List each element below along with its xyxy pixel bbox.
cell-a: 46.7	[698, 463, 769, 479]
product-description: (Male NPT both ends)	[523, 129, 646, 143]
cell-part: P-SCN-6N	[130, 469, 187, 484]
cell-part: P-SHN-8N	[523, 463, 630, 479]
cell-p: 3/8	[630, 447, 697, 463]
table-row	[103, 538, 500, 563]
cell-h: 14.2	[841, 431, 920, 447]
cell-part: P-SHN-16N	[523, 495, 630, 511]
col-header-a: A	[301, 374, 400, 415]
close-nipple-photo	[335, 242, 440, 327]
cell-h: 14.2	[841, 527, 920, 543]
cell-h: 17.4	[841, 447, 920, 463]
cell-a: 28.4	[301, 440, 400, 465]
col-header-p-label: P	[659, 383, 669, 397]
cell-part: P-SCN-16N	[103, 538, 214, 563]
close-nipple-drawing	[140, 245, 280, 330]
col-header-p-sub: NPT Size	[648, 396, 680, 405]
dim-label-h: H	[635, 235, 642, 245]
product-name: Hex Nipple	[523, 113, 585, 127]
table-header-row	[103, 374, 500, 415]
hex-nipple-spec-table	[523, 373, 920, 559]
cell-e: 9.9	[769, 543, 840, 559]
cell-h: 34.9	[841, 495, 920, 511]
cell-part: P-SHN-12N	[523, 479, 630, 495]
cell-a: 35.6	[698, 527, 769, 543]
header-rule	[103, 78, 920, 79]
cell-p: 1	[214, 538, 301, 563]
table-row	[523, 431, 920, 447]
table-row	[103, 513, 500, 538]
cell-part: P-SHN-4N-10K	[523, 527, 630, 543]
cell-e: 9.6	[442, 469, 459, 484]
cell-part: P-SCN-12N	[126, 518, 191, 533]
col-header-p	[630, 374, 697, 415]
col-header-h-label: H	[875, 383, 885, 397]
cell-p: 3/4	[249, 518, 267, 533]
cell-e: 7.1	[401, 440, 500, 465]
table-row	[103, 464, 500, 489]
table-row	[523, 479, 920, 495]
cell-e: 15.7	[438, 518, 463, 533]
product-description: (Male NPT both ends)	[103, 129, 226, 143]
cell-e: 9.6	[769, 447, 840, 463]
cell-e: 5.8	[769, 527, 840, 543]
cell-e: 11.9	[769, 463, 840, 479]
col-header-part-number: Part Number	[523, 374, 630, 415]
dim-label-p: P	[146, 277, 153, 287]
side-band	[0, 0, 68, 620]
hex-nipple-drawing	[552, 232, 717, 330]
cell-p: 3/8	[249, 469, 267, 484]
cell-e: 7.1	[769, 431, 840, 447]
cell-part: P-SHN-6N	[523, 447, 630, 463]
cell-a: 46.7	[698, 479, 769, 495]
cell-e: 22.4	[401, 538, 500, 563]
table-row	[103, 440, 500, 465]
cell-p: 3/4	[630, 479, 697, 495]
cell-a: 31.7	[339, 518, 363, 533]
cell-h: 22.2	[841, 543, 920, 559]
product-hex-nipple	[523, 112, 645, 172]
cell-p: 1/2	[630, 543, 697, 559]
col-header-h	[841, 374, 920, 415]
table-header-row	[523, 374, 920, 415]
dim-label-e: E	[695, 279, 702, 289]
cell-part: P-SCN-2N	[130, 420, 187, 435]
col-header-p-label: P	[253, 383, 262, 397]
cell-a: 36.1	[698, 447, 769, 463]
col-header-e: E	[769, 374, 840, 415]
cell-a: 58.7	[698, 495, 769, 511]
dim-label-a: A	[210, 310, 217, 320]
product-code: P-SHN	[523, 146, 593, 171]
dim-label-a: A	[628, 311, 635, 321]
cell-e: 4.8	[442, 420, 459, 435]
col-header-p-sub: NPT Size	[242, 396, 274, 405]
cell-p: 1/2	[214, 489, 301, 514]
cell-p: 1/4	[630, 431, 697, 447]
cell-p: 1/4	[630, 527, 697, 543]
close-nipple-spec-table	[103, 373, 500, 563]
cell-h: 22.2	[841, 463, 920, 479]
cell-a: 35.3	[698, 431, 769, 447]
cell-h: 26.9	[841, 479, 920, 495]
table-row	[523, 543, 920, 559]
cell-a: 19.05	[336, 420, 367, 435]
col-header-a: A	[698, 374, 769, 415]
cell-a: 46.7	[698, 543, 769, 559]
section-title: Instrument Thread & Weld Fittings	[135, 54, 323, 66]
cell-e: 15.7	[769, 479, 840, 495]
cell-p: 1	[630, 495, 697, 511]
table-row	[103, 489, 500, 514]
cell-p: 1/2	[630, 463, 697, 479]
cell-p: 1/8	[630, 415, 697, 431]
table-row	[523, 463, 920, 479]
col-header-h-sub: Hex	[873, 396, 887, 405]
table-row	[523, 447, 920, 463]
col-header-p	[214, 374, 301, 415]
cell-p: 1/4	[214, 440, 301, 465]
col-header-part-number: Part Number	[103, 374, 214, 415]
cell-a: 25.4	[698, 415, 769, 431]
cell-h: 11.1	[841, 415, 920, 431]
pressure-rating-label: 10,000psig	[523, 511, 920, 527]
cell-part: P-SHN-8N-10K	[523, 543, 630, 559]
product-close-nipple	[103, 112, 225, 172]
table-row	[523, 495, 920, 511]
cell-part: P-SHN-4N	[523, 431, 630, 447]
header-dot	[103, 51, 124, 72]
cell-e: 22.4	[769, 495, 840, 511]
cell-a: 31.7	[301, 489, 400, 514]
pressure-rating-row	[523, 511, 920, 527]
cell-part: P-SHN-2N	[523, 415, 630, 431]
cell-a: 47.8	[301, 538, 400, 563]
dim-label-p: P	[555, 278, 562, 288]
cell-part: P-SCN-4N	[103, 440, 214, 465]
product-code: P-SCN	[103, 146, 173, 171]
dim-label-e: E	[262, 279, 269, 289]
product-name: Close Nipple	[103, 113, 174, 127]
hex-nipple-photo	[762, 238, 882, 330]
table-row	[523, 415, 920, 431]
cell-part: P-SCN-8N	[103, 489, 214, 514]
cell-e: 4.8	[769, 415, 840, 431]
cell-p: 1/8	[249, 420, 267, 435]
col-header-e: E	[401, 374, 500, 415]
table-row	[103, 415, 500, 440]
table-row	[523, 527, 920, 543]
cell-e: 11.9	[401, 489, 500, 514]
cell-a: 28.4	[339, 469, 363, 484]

* * *

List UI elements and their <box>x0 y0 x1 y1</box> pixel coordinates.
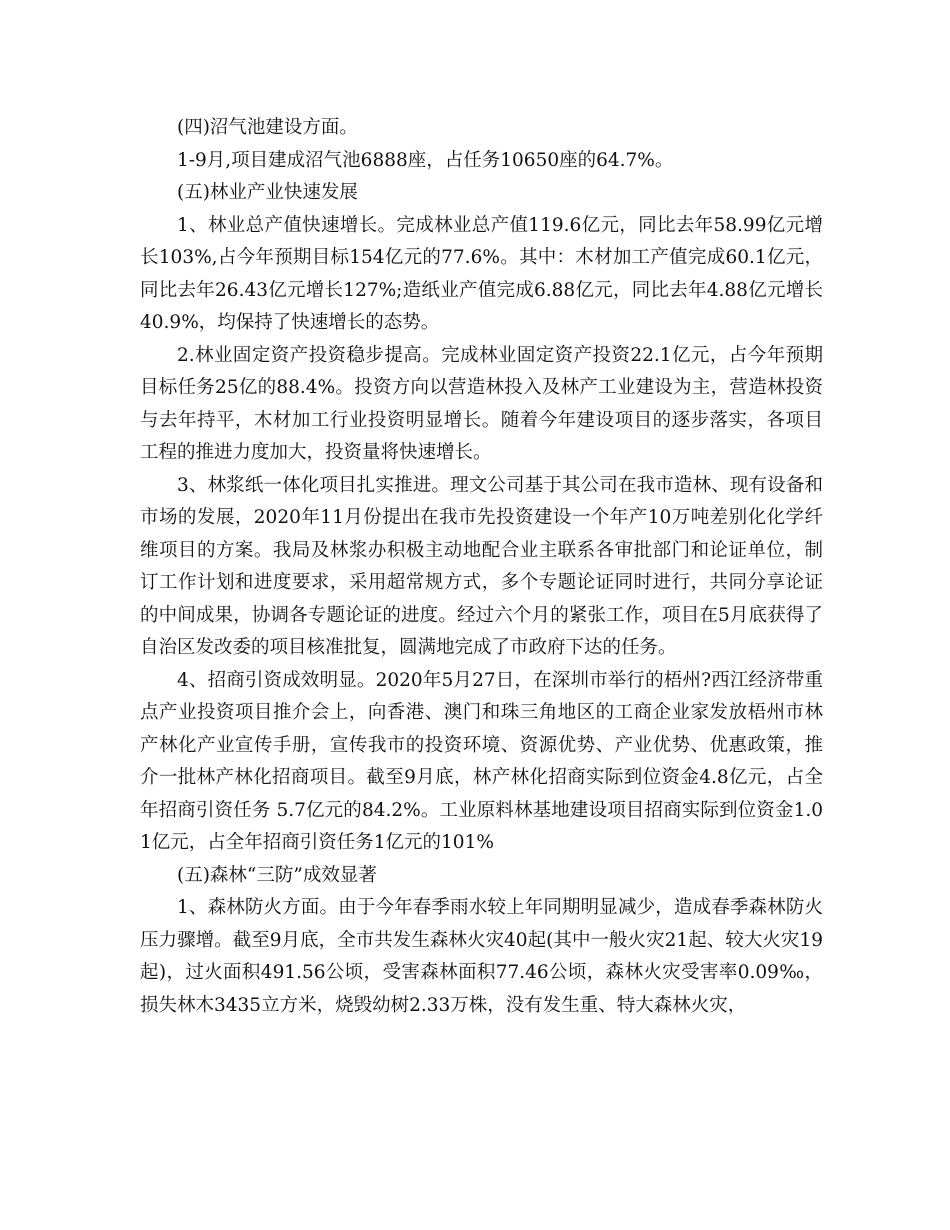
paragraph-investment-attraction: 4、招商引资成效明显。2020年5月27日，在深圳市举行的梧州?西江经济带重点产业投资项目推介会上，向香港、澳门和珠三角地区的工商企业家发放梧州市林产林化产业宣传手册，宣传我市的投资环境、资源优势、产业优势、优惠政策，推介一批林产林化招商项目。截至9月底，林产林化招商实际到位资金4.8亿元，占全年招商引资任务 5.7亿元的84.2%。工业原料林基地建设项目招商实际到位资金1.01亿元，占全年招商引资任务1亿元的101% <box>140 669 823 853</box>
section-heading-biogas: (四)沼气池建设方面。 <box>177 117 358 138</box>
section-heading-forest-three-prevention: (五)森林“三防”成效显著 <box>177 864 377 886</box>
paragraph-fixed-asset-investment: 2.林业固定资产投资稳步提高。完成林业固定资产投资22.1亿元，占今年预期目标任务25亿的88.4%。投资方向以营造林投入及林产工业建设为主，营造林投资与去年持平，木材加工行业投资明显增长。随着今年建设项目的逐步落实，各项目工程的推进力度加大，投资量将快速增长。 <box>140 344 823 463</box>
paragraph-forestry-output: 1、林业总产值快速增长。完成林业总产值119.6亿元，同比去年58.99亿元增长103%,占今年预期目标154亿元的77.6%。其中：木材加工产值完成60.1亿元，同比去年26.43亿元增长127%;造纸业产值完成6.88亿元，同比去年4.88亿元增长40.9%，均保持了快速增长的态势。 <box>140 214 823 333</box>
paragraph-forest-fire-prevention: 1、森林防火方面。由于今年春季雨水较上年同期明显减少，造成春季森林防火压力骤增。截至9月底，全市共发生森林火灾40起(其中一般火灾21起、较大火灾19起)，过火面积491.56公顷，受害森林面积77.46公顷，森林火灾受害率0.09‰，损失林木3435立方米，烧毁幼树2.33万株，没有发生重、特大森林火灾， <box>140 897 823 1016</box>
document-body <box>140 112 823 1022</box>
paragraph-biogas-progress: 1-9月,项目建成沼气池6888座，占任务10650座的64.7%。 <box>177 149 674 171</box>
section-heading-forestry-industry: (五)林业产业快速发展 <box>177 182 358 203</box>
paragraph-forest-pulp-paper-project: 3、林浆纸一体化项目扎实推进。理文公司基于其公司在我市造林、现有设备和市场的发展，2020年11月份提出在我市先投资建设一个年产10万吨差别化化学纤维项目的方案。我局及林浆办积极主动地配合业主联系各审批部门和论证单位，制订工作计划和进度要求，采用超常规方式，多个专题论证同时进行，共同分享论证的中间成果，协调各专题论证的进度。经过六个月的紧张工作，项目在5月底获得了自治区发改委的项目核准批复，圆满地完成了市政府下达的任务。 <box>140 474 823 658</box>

---

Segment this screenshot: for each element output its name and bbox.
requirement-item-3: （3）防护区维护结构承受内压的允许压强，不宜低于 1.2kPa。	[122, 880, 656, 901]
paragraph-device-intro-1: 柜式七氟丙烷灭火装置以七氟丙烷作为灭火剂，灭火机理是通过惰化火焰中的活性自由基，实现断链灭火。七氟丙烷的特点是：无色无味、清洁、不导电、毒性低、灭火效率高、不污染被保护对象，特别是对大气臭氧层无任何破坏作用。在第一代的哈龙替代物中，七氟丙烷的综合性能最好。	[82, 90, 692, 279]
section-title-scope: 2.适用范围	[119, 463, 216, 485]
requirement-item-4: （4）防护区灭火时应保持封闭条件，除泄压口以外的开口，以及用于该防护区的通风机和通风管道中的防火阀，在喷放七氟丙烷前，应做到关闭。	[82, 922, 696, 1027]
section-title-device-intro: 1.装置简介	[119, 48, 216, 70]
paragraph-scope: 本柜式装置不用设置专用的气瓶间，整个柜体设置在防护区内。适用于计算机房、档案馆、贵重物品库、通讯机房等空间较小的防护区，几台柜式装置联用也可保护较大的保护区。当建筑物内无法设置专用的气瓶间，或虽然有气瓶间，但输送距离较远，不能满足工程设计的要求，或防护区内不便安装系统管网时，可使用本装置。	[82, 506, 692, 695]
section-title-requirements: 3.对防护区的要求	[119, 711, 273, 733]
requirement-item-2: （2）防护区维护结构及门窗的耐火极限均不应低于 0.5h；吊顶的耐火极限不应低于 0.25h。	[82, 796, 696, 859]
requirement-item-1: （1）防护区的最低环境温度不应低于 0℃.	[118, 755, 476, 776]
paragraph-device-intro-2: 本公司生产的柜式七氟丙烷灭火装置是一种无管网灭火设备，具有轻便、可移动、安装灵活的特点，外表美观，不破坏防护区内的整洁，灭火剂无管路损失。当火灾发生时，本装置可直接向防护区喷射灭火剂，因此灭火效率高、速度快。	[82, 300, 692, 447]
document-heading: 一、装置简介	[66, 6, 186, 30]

■ Do this: Copy the records above word for word, from the line with "Segment this screenshot: for" up to and including the line with "48, 216, 70]".

■ Task output:
Segment this screenshot: for each element output its name and bbox.
requirement-item-3: （3）防护区维护结构承受内压的允许压强，不宜低于 1.2kPa。	[122, 880, 656, 901]
paragraph-device-intro-1: 柜式七氟丙烷灭火装置以七氟丙烷作为灭火剂，灭火机理是通过惰化火焰中的活性自由基，实现断链灭火。七氟丙烷的特点是：无色无味、清洁、不导电、毒性低、灭火效率高、不污染被保护对象，特别是对大气臭氧层无任何破坏作用。在第一代的哈龙替代物中，七氟丙烷的综合性能最好。	[82, 90, 692, 279]
section-title-scope: 2.适用范围	[119, 463, 216, 485]
requirement-item-4: （4）防护区灭火时应保持封闭条件，除泄压口以外的开口，以及用于该防护区的通风机和通风管道中的防火阀，在喷放七氟丙烷前，应做到关闭。	[82, 922, 696, 1027]
section-title-device-intro: 1.装置简介	[119, 48, 216, 70]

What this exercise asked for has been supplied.